/---

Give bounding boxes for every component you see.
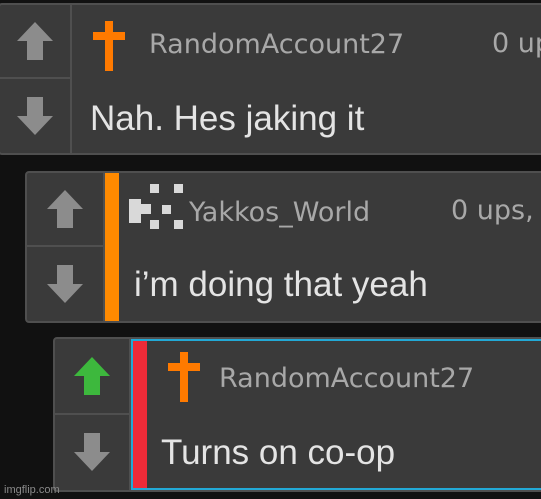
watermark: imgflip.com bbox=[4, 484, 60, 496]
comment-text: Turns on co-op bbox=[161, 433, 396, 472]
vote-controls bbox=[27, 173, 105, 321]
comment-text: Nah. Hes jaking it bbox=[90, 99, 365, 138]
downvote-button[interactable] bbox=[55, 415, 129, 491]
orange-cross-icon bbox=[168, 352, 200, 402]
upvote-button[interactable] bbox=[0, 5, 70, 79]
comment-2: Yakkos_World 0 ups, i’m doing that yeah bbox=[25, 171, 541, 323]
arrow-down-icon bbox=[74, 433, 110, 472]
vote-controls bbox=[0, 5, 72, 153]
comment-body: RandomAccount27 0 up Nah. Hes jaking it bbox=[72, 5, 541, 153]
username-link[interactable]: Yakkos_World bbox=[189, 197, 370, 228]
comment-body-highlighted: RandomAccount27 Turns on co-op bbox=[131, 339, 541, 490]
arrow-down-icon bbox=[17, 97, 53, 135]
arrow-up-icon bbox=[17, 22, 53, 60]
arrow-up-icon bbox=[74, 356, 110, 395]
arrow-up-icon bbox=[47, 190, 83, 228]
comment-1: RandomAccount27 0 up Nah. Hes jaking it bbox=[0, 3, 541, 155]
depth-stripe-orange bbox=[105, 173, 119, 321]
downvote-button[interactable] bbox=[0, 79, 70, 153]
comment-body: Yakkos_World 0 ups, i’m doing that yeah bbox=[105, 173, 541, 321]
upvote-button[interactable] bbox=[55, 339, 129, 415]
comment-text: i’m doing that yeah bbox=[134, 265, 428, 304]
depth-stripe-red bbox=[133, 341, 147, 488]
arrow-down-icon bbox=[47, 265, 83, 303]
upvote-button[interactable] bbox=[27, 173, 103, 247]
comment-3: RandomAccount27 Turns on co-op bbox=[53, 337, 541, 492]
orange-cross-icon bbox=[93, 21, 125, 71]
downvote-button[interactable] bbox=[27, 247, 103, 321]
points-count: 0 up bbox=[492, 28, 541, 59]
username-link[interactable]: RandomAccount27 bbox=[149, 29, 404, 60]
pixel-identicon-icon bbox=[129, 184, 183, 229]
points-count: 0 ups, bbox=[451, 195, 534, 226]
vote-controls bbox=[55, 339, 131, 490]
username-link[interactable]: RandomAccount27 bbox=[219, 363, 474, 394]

\---
/---

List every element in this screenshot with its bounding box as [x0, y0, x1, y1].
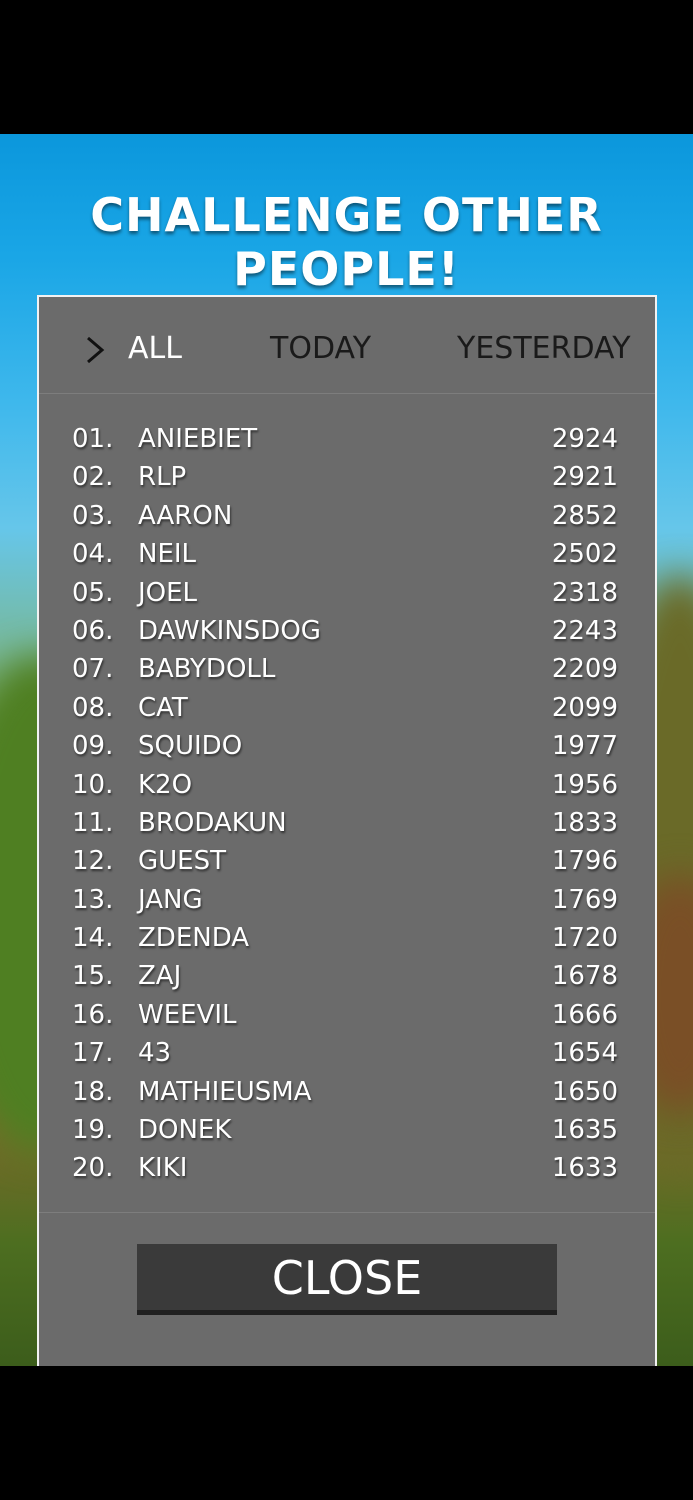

\---

• _Exercise description_: Express the lines between the line holding "Give bounding boxes" and the line holding "arrow-down-icon bbox=[17, 97, 53, 135]", inclusive, as a Markdown table with columns Row and Line, giving each line a row number and leaving out blank lines and pictures.

• _Final result_:
| Row | Line |
|---|---|
| 1 | Give bounding boxes for every component you see. |
| 2 | watermark: imgflip.com bbox=[4, 484, 60, 496] |
| 3 | comment-text: Turns on co-op bbox=[161, 433, 396, 472] |
| 4 | vote-controls bbox=[27, 173, 105, 321] |
| 5 | comment-text: Nah. Hes jaking it bbox=[90, 99, 365, 138] |
| 6 | downvote-button[interactable] bbox=[55, 415, 129, 491] |
| 7 | orange-cross-icon bbox=[168, 352, 200, 402] |
| 8 | upvote-button[interactable] bbox=[0, 5, 70, 79] |
| 9 | comment-2: Yakkos_World 0 ups, i’m doing that yeah bbox=[25, 171, 541, 323] |
| 10 | arrow-down-icon bbox=[74, 433, 110, 472] |
| 11 | vote-controls bbox=[0, 5, 72, 153] |
| 12 | comment-body: RandomAccount27 0 up Nah. Hes jaking it bbox=[72, 5, 541, 153] |
| 13 | username-link[interactable]: Yakkos_World bbox=[189, 197, 370, 228] |
| 14 | comment-body-highlighted: RandomAccount27 Turns on co-op bbox=[131, 339, 541, 490] |
| 15 | arrow-down-icon bbox=[17, 97, 53, 135] |